===== MATERIAL FOR THIS TASK =====
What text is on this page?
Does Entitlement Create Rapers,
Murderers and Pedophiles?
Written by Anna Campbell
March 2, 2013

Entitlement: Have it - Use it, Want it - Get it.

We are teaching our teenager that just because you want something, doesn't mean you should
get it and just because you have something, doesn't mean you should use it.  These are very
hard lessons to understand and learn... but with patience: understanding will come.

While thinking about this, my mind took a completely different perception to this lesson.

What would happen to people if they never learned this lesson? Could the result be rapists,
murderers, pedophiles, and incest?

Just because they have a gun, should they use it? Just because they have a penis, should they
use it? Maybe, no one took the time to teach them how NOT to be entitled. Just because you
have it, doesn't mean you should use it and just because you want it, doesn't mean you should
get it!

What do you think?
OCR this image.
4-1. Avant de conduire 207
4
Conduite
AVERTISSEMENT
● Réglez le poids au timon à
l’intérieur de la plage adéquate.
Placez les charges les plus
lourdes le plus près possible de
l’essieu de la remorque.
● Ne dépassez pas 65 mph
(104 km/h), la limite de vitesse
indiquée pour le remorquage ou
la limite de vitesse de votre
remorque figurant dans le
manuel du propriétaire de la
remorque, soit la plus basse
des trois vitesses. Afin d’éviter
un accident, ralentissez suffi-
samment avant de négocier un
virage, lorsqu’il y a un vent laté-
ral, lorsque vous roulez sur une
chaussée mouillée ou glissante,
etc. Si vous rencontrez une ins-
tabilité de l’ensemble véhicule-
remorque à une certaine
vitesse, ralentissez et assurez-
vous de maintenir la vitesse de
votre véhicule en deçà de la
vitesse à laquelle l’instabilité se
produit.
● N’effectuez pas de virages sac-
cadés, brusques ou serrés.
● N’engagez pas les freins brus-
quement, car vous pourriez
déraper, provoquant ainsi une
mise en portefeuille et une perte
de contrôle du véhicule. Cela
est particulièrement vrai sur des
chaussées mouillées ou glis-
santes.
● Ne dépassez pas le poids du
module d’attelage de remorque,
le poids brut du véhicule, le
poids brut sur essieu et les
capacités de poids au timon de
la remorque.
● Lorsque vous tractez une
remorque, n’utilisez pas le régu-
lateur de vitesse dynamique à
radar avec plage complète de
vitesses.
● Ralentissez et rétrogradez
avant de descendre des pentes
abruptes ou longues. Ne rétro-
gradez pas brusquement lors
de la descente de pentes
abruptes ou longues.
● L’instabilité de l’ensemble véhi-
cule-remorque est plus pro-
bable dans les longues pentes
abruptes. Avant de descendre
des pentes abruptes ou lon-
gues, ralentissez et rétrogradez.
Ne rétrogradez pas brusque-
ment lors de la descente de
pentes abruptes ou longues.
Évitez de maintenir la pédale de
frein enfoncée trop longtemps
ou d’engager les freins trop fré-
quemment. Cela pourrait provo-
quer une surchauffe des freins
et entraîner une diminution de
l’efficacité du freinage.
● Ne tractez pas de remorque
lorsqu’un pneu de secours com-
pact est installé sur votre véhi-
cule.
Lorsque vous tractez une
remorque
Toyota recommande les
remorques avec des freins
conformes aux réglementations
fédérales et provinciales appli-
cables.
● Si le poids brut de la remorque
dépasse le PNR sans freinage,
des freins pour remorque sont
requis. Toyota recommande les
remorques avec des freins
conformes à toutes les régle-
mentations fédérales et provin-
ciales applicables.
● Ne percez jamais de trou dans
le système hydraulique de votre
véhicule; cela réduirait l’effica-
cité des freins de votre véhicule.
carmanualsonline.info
=====
DESCRIPTION OF THE TASK:
Repeat the records above exactly as they appear.

TASK RESULT:
What text is on this page?
Does Entitlement Create Rapers,
Murderers and Pedophiles?
Written by Anna Campbell
March 2, 2013

Entitlement: Have it - Use it, Want it - Get it.

We are teaching our teenager that just because you want something, doesn't mean you should
get it and just because you have something, doesn't mean you should use it.  These are very
hard lessons to understand and learn... but with patience: understanding will come.

While thinking about this, my mind took a completely different perception to this lesson.

What would happen to people if they never learned this lesson? Could the result be rapists,
murderers, pedophiles, and incest?

Just because they have a gun, should they use it? Just because they have a penis, should they
use it? Maybe, no one took the time to teach them how NOT to be entitled. Just because you
have it, doesn't mean you should use it and just because you want it, doesn't mean you should
get it!

What do you think?
OCR this image.
4-1. Avant de conduire 207
4
Conduite
AVERTISSEMENT
● Réglez le poids au timon à
l’intérieur de la plage adéquate.
Placez les charges les plus
lourdes le plus près possible de
l’essieu de la remorque.
● Ne dépassez pas 65 mph
(104 km/h), la limite de vitesse
indiquée pour le remorquage ou
la limite de vitesse de votre
remorque figurant dans le
manuel du propriétaire de la
remorque, soit la plus basse
des trois vitesses. Afin d’éviter
un accident, ralentissez suffi-
samment avant de négocier un
virage, lorsqu’il y a un vent laté-
ral, lorsque vous roulez sur une
chaussée mouillée ou glissante,
etc. Si vous rencontrez une ins-
tabilité de l’ensemble véhicule-
remorque à une certaine
vitesse, ralentissez et assurez-
vous de maintenir la vitesse de
votre véhicule en deçà de la
vitesse à laquelle l’instabilité se
produit.
● N’effectuez pas de virages sac-
cadés, brusques ou serrés.
● N’engagez pas les freins brus-
quement, car vous pourriez
déraper, provoquant ainsi une
mise en portefeuille et une perte
de contrôle du véhicule. Cela
est particulièrement vrai sur des
chaussées mouillées ou glis-
santes.
● Ne dépassez pas le poids du
module d’attelage de remorque,
le poids brut du véhicule, le
poids brut sur essieu et les
capacités de poids au timon de
la remorque.
● Lorsque vous tractez une
remorque, n’utilisez pas le régu-
lateur de vitesse dynamique à
radar avec plage complète de
vitesses.
● Ralentissez et rétrogradez
avant de descendre des pentes
abruptes ou longues. Ne rétro-
gradez pas brusquement lors
de la descente de pentes
abruptes ou longues.
● L’instabilité de l’ensemble véhi-
cule-remorque est plus pro-
bable dans les longues pentes
abruptes. Avant de descendre
des pentes abruptes ou lon-
gues, ralentissez et rétrogradez.
Ne rétrogradez pas brusque-
ment lors de la descente de
pentes abruptes ou longues.
Évitez de maintenir la pédale de
frein enfoncée trop longtemps
ou d’engager les freins trop fré-
quemment. Cela pourrait provo-
quer une surchauffe des freins
et entraîner une diminution de
l’efficacité du freinage.
● Ne tractez pas de remorque
lorsqu’un pneu de secours com-
pact est installé sur votre véhi-
cule.
Lorsque vous tractez une
remorque
Toyota recommande les
remorques avec des freins
conformes aux réglementations
fédérales et provinciales appli-
cables.
● Si le poids brut de la remorque
dépasse le PNR sans freinage,
des freins pour remorque sont
requis. Toyota recommande les
remorques avec des freins
conformes à toutes les régle-
mentations fédérales et provin-
ciales applicables.
● Ne percez jamais de trou dans
le système hydraulique de votre
véhicule; cela réduirait l’effica-
cité des freins de votre véhicule.
carmanualsonline.info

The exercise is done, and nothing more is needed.